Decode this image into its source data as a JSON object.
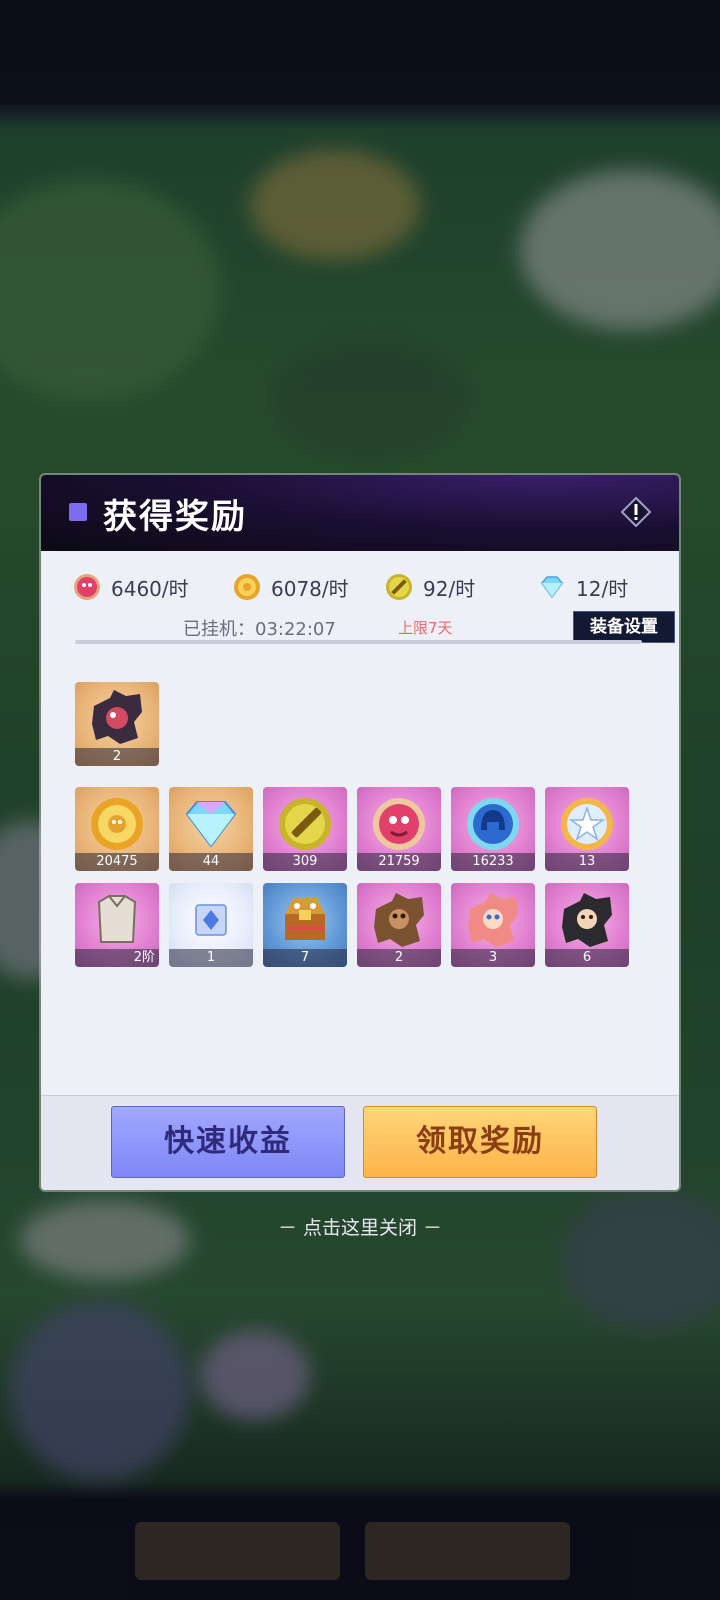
{
  "header": {
    "title": "获得奖励"
  },
  "rates": [
    {
      "icon": "pink-orb-icon",
      "value": "6460/时"
    },
    {
      "icon": "gold-coin-icon",
      "value": "6078/时"
    },
    {
      "icon": "sword-orb-icon",
      "value": "92/时"
    },
    {
      "icon": "diamond-icon",
      "value": "12/时"
    }
  ],
  "timer": {
    "text": "已挂机：03:22:07",
    "limit": "上限7天",
    "equip_button": "装备设置"
  },
  "featured_item": {
    "icon": "hero-shard-icon",
    "count": "2"
  },
  "items": [
    {
      "icon": "gold-coin-icon",
      "count": "20475",
      "bg": "orange"
    },
    {
      "icon": "diamond-icon",
      "count": "44",
      "bg": "orange"
    },
    {
      "icon": "sword-orb-icon",
      "count": "309",
      "bg": "pink"
    },
    {
      "icon": "pink-orb-icon",
      "count": "21759",
      "bg": "pink"
    },
    {
      "icon": "helmet-orb-icon",
      "count": "16233",
      "bg": "pink"
    },
    {
      "icon": "star-orb-icon",
      "count": "13",
      "bg": "pink"
    },
    {
      "icon": "armor-icon",
      "count": "2阶",
      "bg": "pink"
    },
    {
      "icon": "blue-gem-icon",
      "count": "1",
      "bg": "pale"
    },
    {
      "icon": "treasure-chest-icon",
      "count": "7",
      "bg": "blue"
    },
    {
      "icon": "hero-shard-icon",
      "count": "2",
      "bg": "pink"
    },
    {
      "icon": "hero-shard-icon",
      "count": "3",
      "bg": "pink"
    },
    {
      "icon": "hero-shard-icon",
      "count": "6",
      "bg": "pink"
    }
  ],
  "buttons": {
    "quick": "快速收益",
    "claim": "领取奖励"
  },
  "close_hint": "－ 点击这里关闭 －"
}
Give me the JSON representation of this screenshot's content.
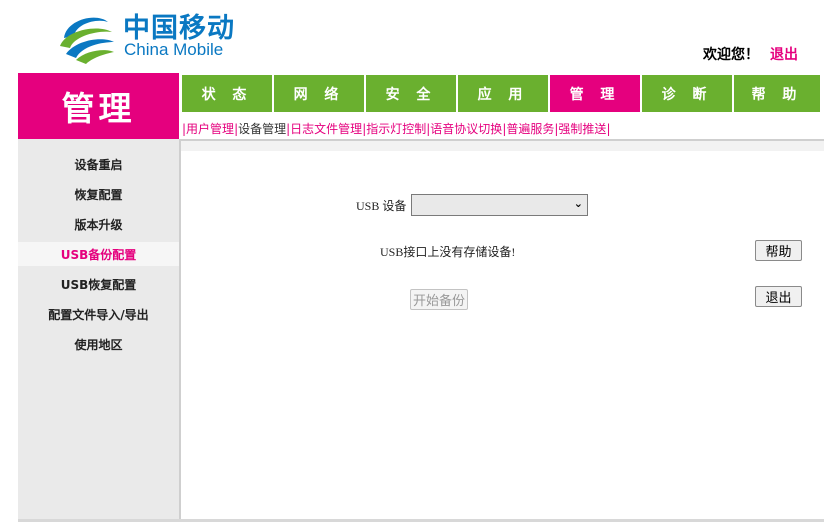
{
  "brand": {
    "name_cn": "中国移动",
    "name_en": "China Mobile",
    "logo_icon": "china-mobile-swirl-icon",
    "colors": {
      "blue": "#0a78c2",
      "green": "#6ab02f",
      "magenta": "#e5007e"
    }
  },
  "header": {
    "welcome": "欢迎您！",
    "logout": "退出"
  },
  "section_title": "管理",
  "topnav": [
    {
      "label": "状 态",
      "active": false
    },
    {
      "label": "网 络",
      "active": false
    },
    {
      "label": "安 全",
      "active": false
    },
    {
      "label": "应 用",
      "active": false
    },
    {
      "label": "管 理",
      "active": true
    },
    {
      "label": "诊 断",
      "active": false
    },
    {
      "label": "帮 助",
      "active": false
    }
  ],
  "subnav": [
    {
      "label": "用户管理",
      "active": false
    },
    {
      "label": "设备管理",
      "active": true
    },
    {
      "label": "日志文件管理",
      "active": false
    },
    {
      "label": "指示灯控制",
      "active": false
    },
    {
      "label": "语音协议切换",
      "active": false
    },
    {
      "label": "普遍服务",
      "active": false
    },
    {
      "label": "强制推送",
      "active": false
    }
  ],
  "sidebar": [
    {
      "label": "设备重启",
      "active": false
    },
    {
      "label": "恢复配置",
      "active": false
    },
    {
      "label": "版本升级",
      "active": false
    },
    {
      "label": "USB备份配置",
      "active": true
    },
    {
      "label": "USB恢复配置",
      "active": false
    },
    {
      "label": "配置文件导入/导出",
      "active": false
    },
    {
      "label": "使用地区",
      "active": false
    }
  ],
  "form": {
    "usb_device_label": "USB 设备",
    "usb_device_value": "",
    "no_storage_msg": "USB接口上没有存储设备!",
    "start_backup": "开始备份",
    "help": "帮助",
    "exit": "退出"
  }
}
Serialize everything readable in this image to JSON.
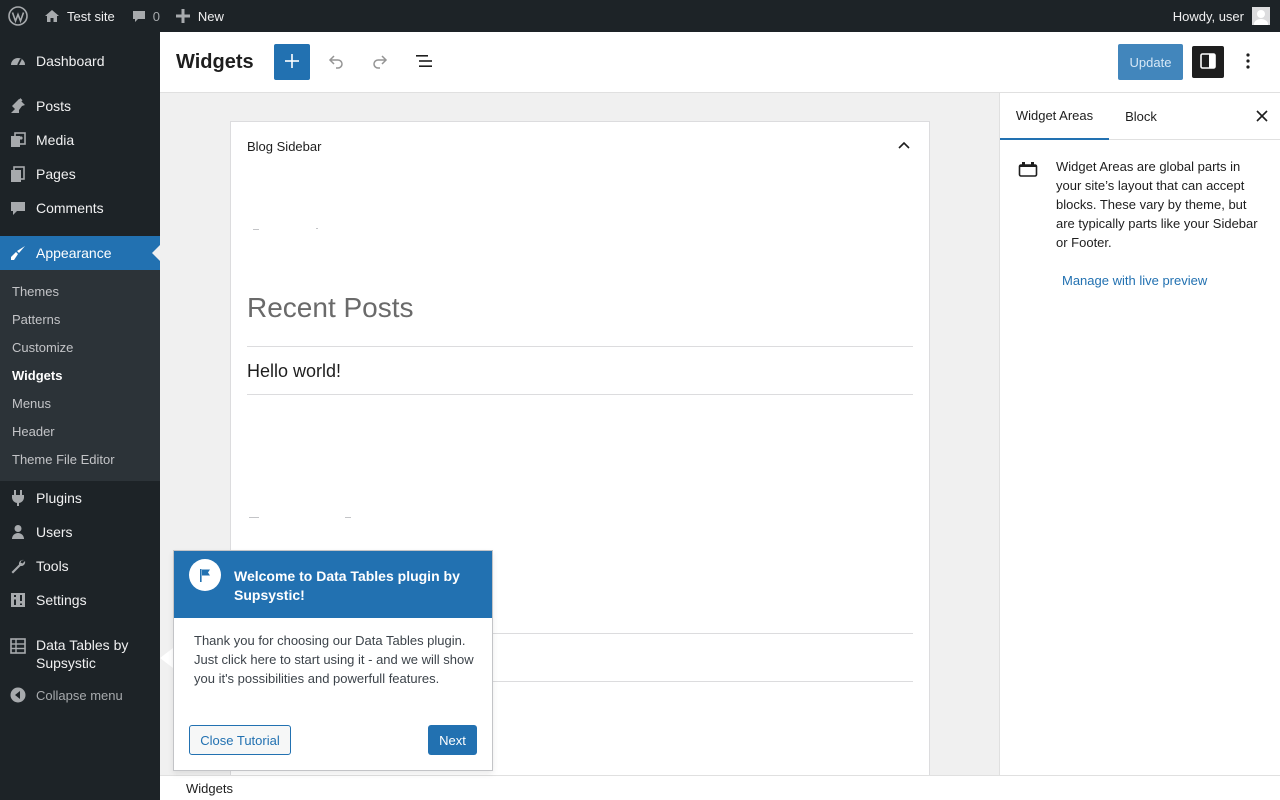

------

> _The task_: The listing above needs to be output again exactly. Don't include the pictures.

> _Full response_:
Decode this image into its source data as a JSON object.
{
  "header": {
    "title": "获得奖励"
  },
  "rates": [
    {
      "icon": "pink-orb-icon",
      "value": "6460/时"
    },
    {
      "icon": "gold-coin-icon",
      "value": "6078/时"
    },
    {
      "icon": "sword-orb-icon",
      "value": "92/时"
    },
    {
      "icon": "diamond-icon",
      "value": "12/时"
    }
  ],
  "timer": {
    "text": "已挂机：03:22:07",
    "limit": "上限7天",
    "equip_button": "装备设置"
  },
  "featured_item": {
    "icon": "hero-shard-icon",
    "count": "2"
  },
  "items": [
    {
      "icon": "gold-coin-icon",
      "count": "20475",
      "bg": "orange"
    },
    {
      "icon": "diamond-icon",
      "count": "44",
      "bg": "orange"
    },
    {
      "icon": "sword-orb-icon",
      "count": "309",
      "bg": "pink"
    },
    {
      "icon": "pink-orb-icon",
      "count": "21759",
      "bg": "pink"
    },
    {
      "icon": "helmet-orb-icon",
      "count": "16233",
      "bg": "pink"
    },
    {
      "icon": "star-orb-icon",
      "count": "13",
      "bg": "pink"
    },
    {
      "icon": "armor-icon",
      "count": "2阶",
      "bg": "pink"
    },
    {
      "icon": "blue-gem-icon",
      "count": "1",
      "bg": "pale"
    },
    {
      "icon": "treasure-chest-icon",
      "count": "7",
      "bg": "blue"
    },
    {
      "icon": "hero-shard-icon",
      "count": "2",
      "bg": "pink"
    },
    {
      "icon": "hero-shard-icon",
      "count": "3",
      "bg": "pink"
    },
    {
      "icon": "hero-shard-icon",
      "count": "6",
      "bg": "pink"
    }
  ],
  "buttons": {
    "quick": "快速收益",
    "claim": "领取奖励"
  },
  "close_hint": "－ 点击这里关闭 －"
}
Give me the JSON representation of this screenshot's content.
{
  "brand": {
    "name_cn": "中国移动",
    "name_en": "China Mobile",
    "logo_icon": "china-mobile-swirl-icon",
    "colors": {
      "blue": "#0a78c2",
      "green": "#6ab02f",
      "magenta": "#e5007e"
    }
  },
  "header": {
    "welcome": "欢迎您！",
    "logout": "退出"
  },
  "section_title": "管理",
  "topnav": [
    {
      "label": "状 态",
      "active": false
    },
    {
      "label": "网 络",
      "active": false
    },
    {
      "label": "安 全",
      "active": false
    },
    {
      "label": "应 用",
      "active": false
    },
    {
      "label": "管 理",
      "active": true
    },
    {
      "label": "诊 断",
      "active": false
    },
    {
      "label": "帮 助",
      "active": false
    }
  ],
  "subnav": [
    {
      "label": "用户管理",
      "active": false
    },
    {
      "label": "设备管理",
      "active": true
    },
    {
      "label": "日志文件管理",
      "active": false
    },
    {
      "label": "指示灯控制",
      "active": false
    },
    {
      "label": "语音协议切换",
      "active": false
    },
    {
      "label": "普遍服务",
      "active": false
    },
    {
      "label": "强制推送",
      "active": false
    }
  ],
  "sidebar": [
    {
      "label": "设备重启",
      "active": false
    },
    {
      "label": "恢复配置",
      "active": false
    },
    {
      "label": "版本升级",
      "active": false
    },
    {
      "label": "USB备份配置",
      "active": true
    },
    {
      "label": "USB恢复配置",
      "active": false
    },
    {
      "label": "配置文件导入/导出",
      "active": false
    },
    {
      "label": "使用地区",
      "active": false
    }
  ],
  "form": {
    "usb_device_label": "USB 设备",
    "usb_device_value": "",
    "no_storage_msg": "USB接口上没有存储设备!",
    "start_backup": "开始备份",
    "help": "帮助",
    "exit": "退出"
  }
}
Serialize everything readable in this image to JSON.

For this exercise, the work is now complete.